- _To do_
Below is a set of records. Repeat all of them exactly.

- _Supplied entries_
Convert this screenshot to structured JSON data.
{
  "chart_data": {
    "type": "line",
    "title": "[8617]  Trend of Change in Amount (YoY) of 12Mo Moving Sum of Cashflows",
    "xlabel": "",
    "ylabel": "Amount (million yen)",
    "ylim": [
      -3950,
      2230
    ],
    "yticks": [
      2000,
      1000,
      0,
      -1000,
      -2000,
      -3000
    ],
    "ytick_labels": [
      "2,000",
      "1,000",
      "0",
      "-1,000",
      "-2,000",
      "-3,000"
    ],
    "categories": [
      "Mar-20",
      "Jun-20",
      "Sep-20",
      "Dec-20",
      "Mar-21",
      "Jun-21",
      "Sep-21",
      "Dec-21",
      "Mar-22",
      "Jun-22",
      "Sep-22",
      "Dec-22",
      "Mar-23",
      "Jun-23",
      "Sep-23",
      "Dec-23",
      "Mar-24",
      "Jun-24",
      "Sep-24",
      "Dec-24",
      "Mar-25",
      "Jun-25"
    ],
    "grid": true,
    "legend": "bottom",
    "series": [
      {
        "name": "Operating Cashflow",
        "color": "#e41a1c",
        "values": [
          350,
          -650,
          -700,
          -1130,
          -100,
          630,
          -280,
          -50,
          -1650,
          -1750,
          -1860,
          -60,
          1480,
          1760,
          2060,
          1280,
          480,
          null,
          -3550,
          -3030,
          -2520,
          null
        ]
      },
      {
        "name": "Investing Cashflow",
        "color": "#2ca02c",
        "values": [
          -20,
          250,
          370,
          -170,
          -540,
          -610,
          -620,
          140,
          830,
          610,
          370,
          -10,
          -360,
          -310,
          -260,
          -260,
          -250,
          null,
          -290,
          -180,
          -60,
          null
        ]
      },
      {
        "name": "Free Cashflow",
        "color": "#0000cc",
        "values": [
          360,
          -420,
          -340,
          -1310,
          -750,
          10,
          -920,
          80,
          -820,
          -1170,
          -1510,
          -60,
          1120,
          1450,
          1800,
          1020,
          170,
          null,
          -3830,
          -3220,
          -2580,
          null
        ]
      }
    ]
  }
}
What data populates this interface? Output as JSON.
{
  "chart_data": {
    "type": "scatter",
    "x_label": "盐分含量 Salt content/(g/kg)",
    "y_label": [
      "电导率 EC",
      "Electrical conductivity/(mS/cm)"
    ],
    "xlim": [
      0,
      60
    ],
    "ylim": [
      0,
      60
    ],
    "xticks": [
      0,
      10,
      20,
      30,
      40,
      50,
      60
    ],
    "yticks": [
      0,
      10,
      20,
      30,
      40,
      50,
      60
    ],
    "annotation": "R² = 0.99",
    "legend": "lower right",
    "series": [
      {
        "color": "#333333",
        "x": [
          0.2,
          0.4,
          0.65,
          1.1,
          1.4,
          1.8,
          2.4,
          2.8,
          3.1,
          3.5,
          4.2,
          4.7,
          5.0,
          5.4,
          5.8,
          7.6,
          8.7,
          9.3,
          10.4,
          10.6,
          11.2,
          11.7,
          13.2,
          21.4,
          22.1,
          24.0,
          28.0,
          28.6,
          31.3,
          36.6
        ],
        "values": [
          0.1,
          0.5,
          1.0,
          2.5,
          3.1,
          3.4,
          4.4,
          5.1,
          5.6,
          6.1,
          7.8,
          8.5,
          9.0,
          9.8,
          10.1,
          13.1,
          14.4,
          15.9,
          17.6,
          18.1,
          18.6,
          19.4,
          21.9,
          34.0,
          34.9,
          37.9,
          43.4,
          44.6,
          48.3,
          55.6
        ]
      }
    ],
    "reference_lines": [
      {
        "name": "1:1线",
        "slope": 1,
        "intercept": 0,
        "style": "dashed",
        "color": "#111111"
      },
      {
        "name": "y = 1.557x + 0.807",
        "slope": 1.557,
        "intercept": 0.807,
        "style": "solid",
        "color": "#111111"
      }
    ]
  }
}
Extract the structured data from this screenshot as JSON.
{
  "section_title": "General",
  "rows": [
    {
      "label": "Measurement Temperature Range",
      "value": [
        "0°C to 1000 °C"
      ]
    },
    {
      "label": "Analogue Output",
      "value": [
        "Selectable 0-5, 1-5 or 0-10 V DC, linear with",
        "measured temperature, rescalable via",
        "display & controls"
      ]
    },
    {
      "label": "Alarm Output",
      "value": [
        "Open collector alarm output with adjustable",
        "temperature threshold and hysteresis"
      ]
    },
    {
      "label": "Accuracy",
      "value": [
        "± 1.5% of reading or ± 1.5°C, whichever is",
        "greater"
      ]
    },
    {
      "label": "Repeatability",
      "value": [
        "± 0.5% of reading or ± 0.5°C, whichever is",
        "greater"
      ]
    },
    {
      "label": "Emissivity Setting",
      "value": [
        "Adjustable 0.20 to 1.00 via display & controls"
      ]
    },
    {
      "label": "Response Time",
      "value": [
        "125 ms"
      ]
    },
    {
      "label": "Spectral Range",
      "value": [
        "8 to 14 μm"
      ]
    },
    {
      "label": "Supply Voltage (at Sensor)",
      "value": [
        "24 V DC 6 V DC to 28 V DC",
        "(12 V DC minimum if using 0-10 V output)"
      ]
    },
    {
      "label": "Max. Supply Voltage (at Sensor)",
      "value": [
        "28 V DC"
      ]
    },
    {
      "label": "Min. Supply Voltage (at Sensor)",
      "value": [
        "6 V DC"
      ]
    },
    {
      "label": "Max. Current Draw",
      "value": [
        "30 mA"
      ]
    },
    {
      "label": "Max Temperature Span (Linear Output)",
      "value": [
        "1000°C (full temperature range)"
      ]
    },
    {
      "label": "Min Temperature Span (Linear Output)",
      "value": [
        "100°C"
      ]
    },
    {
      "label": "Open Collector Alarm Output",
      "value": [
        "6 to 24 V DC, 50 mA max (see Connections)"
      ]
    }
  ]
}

- _Result of the task_
Convert this screenshot to structured JSON data.
{
  "chart_data": {
    "type": "line",
    "title": "[8617]  Trend of Change in Amount (YoY) of 12Mo Moving Sum of Cashflows",
    "xlabel": "",
    "ylabel": "Amount (million yen)",
    "ylim": [
      -3950,
      2230
    ],
    "yticks": [
      2000,
      1000,
      0,
      -1000,
      -2000,
      -3000
    ],
    "ytick_labels": [
      "2,000",
      "1,000",
      "0",
      "-1,000",
      "-2,000",
      "-3,000"
    ],
    "categories": [
      "Mar-20",
      "Jun-20",
      "Sep-20",
      "Dec-20",
      "Mar-21",
      "Jun-21",
      "Sep-21",
      "Dec-21",
      "Mar-22",
      "Jun-22",
      "Sep-22",
      "Dec-22",
      "Mar-23",
      "Jun-23",
      "Sep-23",
      "Dec-23",
      "Mar-24",
      "Jun-24",
      "Sep-24",
      "Dec-24",
      "Mar-25",
      "Jun-25"
    ],
    "grid": true,
    "legend": "bottom",
    "series": [
      {
        "name": "Operating Cashflow",
        "color": "#e41a1c",
        "values": [
          350,
          -650,
          -700,
          -1130,
          -100,
          630,
          -280,
          -50,
          -1650,
          -1750,
          -1860,
          -60,
          1480,
          1760,
          2060,
          1280,
          480,
          null,
          -3550,
          -3030,
          -2520,
          null
        ]
      },
      {
        "name": "Investing Cashflow",
        "color": "#2ca02c",
        "values": [
          -20,
          250,
          370,
          -170,
          -540,
          -610,
          -620,
          140,
          830,
          610,
          370,
          -10,
          -360,
          -310,
          -260,
          -260,
          -250,
          null,
          -290,
          -180,
          -60,
          null
        ]
      },
      {
        "name": "Free Cashflow",
        "color": "#0000cc",
        "values": [
          360,
          -420,
          -340,
          -1310,
          -750,
          10,
          -920,
          80,
          -820,
          -1170,
          -1510,
          -60,
          1120,
          1450,
          1800,
          1020,
          170,
          null,
          -3830,
          -3220,
          -2580,
          null
        ]
      }
    ]
  }
}
What data populates this interface? Output as JSON.
{
  "chart_data": {
    "type": "scatter",
    "x_label": "盐分含量 Salt content/(g/kg)",
    "y_label": [
      "电导率 EC",
      "Electrical conductivity/(mS/cm)"
    ],
    "xlim": [
      0,
      60
    ],
    "ylim": [
      0,
      60
    ],
    "xticks": [
      0,
      10,
      20,
      30,
      40,
      50,
      60
    ],
    "yticks": [
      0,
      10,
      20,
      30,
      40,
      50,
      60
    ],
    "annotation": "R² = 0.99",
    "legend": "lower right",
    "series": [
      {
        "color": "#333333",
        "x": [
          0.2,
          0.4,
          0.65,
          1.1,
          1.4,
          1.8,
          2.4,
          2.8,
          3.1,
          3.5,
          4.2,
          4.7,
          5.0,
          5.4,
          5.8,
          7.6,
          8.7,
          9.3,
          10.4,
          10.6,
          11.2,
          11.7,
          13.2,
          21.4,
          22.1,
          24.0,
          28.0,
          28.6,
          31.3,
          36.6
        ],
        "values": [
          0.1,
          0.5,
          1.0,
          2.5,
          3.1,
          3.4,
          4.4,
          5.1,
          5.6,
          6.1,
          7.8,
          8.5,
          9.0,
          9.8,
          10.1,
          13.1,
          14.4,
          15.9,
          17.6,
          18.1,
          18.6,
          19.4,
          21.9,
          34.0,
          34.9,
          37.9,
          43.4,
          44.6,
          48.3,
          55.6
        ]
      }
    ],
    "reference_lines": [
      {
        "name": "1:1线",
        "slope": 1,
        "intercept": 0,
        "style": "dashed",
        "color": "#111111"
      },
      {
        "name": "y = 1.557x + 0.807",
        "slope": 1.557,
        "intercept": 0.807,
        "style": "solid",
        "color": "#111111"
      }
    ]
  }
}
Extract the structured data from this screenshot as JSON.
{
  "section_title": "General",
  "rows": [
    {
      "label": "Measurement Temperature Range",
      "value": [
        "0°C to 1000 °C"
      ]
    },
    {
      "label": "Analogue Output",
      "value": [
        "Selectable 0-5, 1-5 or 0-10 V DC, linear with",
        "measured temperature, rescalable via",
        "display & controls"
      ]
    },
    {
      "label": "Alarm Output",
      "value": [
        "Open collector alarm output with adjustable",
        "temperature threshold and hysteresis"
      ]
    },
    {
      "label": "Accuracy",
      "value": [
        "± 1.5% of reading or ± 1.5°C, whichever is",
        "greater"
      ]
    },
    {
      "label": "Repeatability",
      "value": [
        "± 0.5% of reading or ± 0.5°C, whichever is",
        "greater"
      ]
    },
    {
      "label": "Emissivity Setting",
      "value": [
        "Adjustable 0.20 to 1.00 via display & controls"
      ]
    },
    {
      "label": "Response Time",
      "value": [
        "125 ms"
      ]
    },
    {
      "label": "Spectral Range",
      "value": [
        "8 to 14 μm"
      ]
    },
    {
      "label": "Supply Voltage (at Sensor)",
      "value": [
        "24 V DC 6 V DC to 28 V DC",
        "(12 V DC minimum if using 0-10 V output)"
      ]
    },
    {
      "label": "Max. Supply Voltage (at Sensor)",
      "value": [
        "28 V DC"
      ]
    },
    {
      "label": "Min. Supply Voltage (at Sensor)",
      "value": [
        "6 V DC"
      ]
    },
    {
      "label": "Max. Current Draw",
      "value": [
        "30 mA"
      ]
    },
    {
      "label": "Max Temperature Span (Linear Output)",
      "value": [
        "1000°C (full temperature range)"
      ]
    },
    {
      "label": "Min Temperature Span (Linear Output)",
      "value": [
        "100°C"
      ]
    },
    {
      "label": "Open Collector Alarm Output",
      "value": [
        "6 to 24 V DC, 50 mA max (see Connections)"
      ]
    }
  ]
}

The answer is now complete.